Count how many lines of the material below have the word "złożyć" and give only the number.

WORKING DATA:
* * *
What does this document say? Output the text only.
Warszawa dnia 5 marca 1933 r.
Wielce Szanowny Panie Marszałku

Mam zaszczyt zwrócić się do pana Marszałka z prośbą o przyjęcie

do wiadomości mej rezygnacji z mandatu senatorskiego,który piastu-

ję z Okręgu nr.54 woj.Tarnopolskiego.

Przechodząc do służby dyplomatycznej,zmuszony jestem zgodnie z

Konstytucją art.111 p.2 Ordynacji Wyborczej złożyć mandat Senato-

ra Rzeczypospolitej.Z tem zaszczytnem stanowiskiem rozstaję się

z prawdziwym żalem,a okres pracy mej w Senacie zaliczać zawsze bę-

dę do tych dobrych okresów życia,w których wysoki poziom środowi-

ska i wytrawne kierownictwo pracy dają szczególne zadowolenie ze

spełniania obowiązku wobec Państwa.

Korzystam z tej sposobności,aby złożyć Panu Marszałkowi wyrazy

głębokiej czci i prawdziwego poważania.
* * *
REPLY TO THE TASK: 2